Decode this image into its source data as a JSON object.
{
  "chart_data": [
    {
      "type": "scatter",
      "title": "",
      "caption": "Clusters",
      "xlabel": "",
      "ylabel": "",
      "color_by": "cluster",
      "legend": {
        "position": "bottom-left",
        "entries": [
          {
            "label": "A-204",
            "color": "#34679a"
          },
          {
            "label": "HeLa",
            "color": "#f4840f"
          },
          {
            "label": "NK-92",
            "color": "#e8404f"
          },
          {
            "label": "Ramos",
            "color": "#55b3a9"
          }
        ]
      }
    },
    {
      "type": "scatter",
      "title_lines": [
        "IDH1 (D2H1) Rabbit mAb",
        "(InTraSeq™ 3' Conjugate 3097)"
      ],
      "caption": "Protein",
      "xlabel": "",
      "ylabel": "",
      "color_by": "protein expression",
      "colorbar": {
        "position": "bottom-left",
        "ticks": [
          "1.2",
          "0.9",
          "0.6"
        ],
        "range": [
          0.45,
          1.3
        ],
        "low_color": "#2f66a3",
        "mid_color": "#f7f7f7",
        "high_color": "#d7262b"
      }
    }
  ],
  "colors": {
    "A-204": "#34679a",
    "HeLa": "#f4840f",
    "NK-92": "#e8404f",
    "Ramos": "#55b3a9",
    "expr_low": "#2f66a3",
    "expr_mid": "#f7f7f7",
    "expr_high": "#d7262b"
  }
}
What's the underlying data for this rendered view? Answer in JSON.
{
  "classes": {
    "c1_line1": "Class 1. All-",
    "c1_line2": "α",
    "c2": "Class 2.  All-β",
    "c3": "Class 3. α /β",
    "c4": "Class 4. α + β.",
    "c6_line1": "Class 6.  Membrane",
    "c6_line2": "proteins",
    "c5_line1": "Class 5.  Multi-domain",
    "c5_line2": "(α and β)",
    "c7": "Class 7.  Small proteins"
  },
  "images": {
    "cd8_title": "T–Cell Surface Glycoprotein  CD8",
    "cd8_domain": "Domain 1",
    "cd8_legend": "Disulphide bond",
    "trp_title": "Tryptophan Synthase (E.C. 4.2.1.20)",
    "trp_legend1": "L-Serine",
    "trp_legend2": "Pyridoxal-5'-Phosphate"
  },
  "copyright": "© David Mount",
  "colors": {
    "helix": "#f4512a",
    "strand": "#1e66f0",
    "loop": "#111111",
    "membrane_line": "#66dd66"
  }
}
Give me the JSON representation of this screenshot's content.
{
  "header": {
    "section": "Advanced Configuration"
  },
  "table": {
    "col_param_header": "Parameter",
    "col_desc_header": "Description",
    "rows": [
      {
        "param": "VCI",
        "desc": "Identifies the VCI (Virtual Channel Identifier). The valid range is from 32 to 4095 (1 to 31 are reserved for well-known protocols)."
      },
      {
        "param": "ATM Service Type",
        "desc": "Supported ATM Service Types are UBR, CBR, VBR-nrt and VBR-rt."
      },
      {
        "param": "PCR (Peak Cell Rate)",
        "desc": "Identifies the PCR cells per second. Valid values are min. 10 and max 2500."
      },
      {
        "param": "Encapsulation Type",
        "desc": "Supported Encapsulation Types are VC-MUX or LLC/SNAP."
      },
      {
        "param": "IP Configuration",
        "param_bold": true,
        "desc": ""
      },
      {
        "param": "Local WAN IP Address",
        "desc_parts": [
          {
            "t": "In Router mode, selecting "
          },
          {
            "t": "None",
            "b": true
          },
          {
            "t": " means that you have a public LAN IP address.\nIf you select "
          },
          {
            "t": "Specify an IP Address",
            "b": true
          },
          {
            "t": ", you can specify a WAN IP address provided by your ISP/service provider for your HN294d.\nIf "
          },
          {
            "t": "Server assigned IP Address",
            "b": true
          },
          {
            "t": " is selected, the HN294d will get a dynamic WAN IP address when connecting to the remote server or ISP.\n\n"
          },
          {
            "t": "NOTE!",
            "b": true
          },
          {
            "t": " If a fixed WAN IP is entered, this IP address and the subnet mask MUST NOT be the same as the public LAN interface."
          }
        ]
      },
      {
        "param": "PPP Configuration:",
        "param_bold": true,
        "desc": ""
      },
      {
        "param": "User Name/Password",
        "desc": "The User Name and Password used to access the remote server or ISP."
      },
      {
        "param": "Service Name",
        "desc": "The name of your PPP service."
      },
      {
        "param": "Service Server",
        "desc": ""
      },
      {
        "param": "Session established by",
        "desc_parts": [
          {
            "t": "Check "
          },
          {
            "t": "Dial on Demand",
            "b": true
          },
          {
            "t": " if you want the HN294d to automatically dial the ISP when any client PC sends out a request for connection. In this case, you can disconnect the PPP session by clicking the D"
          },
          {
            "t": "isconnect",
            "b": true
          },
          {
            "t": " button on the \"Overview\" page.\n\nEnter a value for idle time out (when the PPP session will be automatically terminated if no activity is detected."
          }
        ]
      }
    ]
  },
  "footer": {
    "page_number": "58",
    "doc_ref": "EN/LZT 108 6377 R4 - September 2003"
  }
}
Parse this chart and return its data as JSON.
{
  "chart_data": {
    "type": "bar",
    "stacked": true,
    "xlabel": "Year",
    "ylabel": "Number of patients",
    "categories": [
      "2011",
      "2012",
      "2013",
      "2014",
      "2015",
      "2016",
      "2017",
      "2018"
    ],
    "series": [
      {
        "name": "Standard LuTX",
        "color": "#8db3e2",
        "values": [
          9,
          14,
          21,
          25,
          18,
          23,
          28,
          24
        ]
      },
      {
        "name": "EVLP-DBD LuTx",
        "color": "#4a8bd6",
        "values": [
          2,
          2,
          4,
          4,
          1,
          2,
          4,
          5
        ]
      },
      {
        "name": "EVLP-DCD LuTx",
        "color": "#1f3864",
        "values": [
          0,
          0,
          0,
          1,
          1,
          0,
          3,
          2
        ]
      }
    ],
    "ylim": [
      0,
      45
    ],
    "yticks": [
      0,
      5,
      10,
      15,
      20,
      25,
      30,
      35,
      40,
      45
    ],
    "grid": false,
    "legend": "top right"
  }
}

• • • •

EXERCISE DIRECTIONS>
Write the data out once more. Keep every word the same.

RESPONSE BOX>
Decode this image into its source data as a JSON object.
{
  "chart_data": [
    {
      "type": "scatter",
      "title": "",
      "caption": "Clusters",
      "xlabel": "",
      "ylabel": "",
      "color_by": "cluster",
      "legend": {
        "position": "bottom-left",
        "entries": [
          {
            "label": "A-204",
            "color": "#34679a"
          },
          {
            "label": "HeLa",
            "color": "#f4840f"
          },
          {
            "label": "NK-92",
            "color": "#e8404f"
          },
          {
            "label": "Ramos",
            "color": "#55b3a9"
          }
        ]
      }
    },
    {
      "type": "scatter",
      "title_lines": [
        "IDH1 (D2H1) Rabbit mAb",
        "(InTraSeq™ 3' Conjugate 3097)"
      ],
      "caption": "Protein",
      "xlabel": "",
      "ylabel": "",
      "color_by": "protein expression",
      "colorbar": {
        "position": "bottom-left",
        "ticks": [
          "1.2",
          "0.9",
          "0.6"
        ],
        "range": [
          0.45,
          1.3
        ],
        "low_color": "#2f66a3",
        "mid_color": "#f7f7f7",
        "high_color": "#d7262b"
      }
    }
  ],
  "colors": {
    "A-204": "#34679a",
    "HeLa": "#f4840f",
    "NK-92": "#e8404f",
    "Ramos": "#55b3a9",
    "expr_low": "#2f66a3",
    "expr_mid": "#f7f7f7",
    "expr_high": "#d7262b"
  }
}
What's the underlying data for this rendered view? Answer in JSON.
{
  "classes": {
    "c1_line1": "Class 1. All-",
    "c1_line2": "α",
    "c2": "Class 2.  All-β",
    "c3": "Class 3. α /β",
    "c4": "Class 4. α + β.",
    "c6_line1": "Class 6.  Membrane",
    "c6_line2": "proteins",
    "c5_line1": "Class 5.  Multi-domain",
    "c5_line2": "(α and β)",
    "c7": "Class 7.  Small proteins"
  },
  "images": {
    "cd8_title": "T–Cell Surface Glycoprotein  CD8",
    "cd8_domain": "Domain 1",
    "cd8_legend": "Disulphide bond",
    "trp_title": "Tryptophan Synthase (E.C. 4.2.1.20)",
    "trp_legend1": "L-Serine",
    "trp_legend2": "Pyridoxal-5'-Phosphate"
  },
  "copyright": "© David Mount",
  "colors": {
    "helix": "#f4512a",
    "strand": "#1e66f0",
    "loop": "#111111",
    "membrane_line": "#66dd66"
  }
}
Give me the JSON representation of this screenshot's content.
{
  "header": {
    "section": "Advanced Configuration"
  },
  "table": {
    "col_param_header": "Parameter",
    "col_desc_header": "Description",
    "rows": [
      {
        "param": "VCI",
        "desc": "Identifies the VCI (Virtual Channel Identifier). The valid range is from 32 to 4095 (1 to 31 are reserved for well-known protocols)."
      },
      {
        "param": "ATM Service Type",
        "desc": "Supported ATM Service Types are UBR, CBR, VBR-nrt and VBR-rt."
      },
      {
        "param": "PCR (Peak Cell Rate)",
        "desc": "Identifies the PCR cells per second. Valid values are min. 10 and max 2500."
      },
      {
        "param": "Encapsulation Type",
        "desc": "Supported Encapsulation Types are VC-MUX or LLC/SNAP."
      },
      {
        "param": "IP Configuration",
        "param_bold": true,
        "desc": ""
      },
      {
        "param": "Local WAN IP Address",
        "desc_parts": [
          {
            "t": "In Router mode, selecting "
          },
          {
            "t": "None",
            "b": true
          },
          {
            "t": " means that you have a public LAN IP address.\nIf you select "
          },
          {
            "t": "Specify an IP Address",
            "b": true
          },
          {
            "t": ", you can specify a WAN IP address provided by your ISP/service provider for your HN294d.\nIf "
          },
          {
            "t": "Server assigned IP Address",
            "b": true
          },
          {
            "t": " is selected, the HN294d will get a dynamic WAN IP address when connecting to the remote server or ISP.\n\n"
          },
          {
            "t": "NOTE!",
            "b": true
          },
          {
            "t": " If a fixed WAN IP is entered, this IP address and the subnet mask MUST NOT be the same as the public LAN interface."
          }
        ]
      },
      {
        "param": "PPP Configuration:",
        "param_bold": true,
        "desc": ""
      },
      {
        "param": "User Name/Password",
        "desc": "The User Name and Password used to access the remote server or ISP."
      },
      {
        "param": "Service Name",
        "desc": "The name of your PPP service."
      },
      {
        "param": "Service Server",
        "desc": ""
      },
      {
        "param": "Session established by",
        "desc_parts": [
          {
            "t": "Check "
          },
          {
            "t": "Dial on Demand",
            "b": true
          },
          {
            "t": " if you want the HN294d to automatically dial the ISP when any client PC sends out a request for connection. In this case, you can disconnect the PPP session by clicking the D"
          },
          {
            "t": "isconnect",
            "b": true
          },
          {
            "t": " button on the \"Overview\" page.\n\nEnter a value for idle time out (when the PPP session will be automatically terminated if no activity is detected."
          }
        ]
      }
    ]
  },
  "footer": {
    "page_number": "58",
    "doc_ref": "EN/LZT 108 6377 R4 - September 2003"
  }
}
Parse this chart and return its data as JSON.
{
  "chart_data": {
    "type": "bar",
    "stacked": true,
    "xlabel": "Year",
    "ylabel": "Number of patients",
    "categories": [
      "2011",
      "2012",
      "2013",
      "2014",
      "2015",
      "2016",
      "2017",
      "2018"
    ],
    "series": [
      {
        "name": "Standard LuTX",
        "color": "#8db3e2",
        "values": [
          9,
          14,
          21,
          25,
          18,
          23,
          28,
          24
        ]
      },
      {
        "name": "EVLP-DBD LuTx",
        "color": "#4a8bd6",
        "values": [
          2,
          2,
          4,
          4,
          1,
          2,
          4,
          5
        ]
      },
      {
        "name": "EVLP-DCD LuTx",
        "color": "#1f3864",
        "values": [
          0,
          0,
          0,
          1,
          1,
          0,
          3,
          2
        ]
      }
    ],
    "ylim": [
      0,
      45
    ],
    "yticks": [
      0,
      5,
      10,
      15,
      20,
      25,
      30,
      35,
      40,
      45
    ],
    "grid": false,
    "legend": "top right"
  }
}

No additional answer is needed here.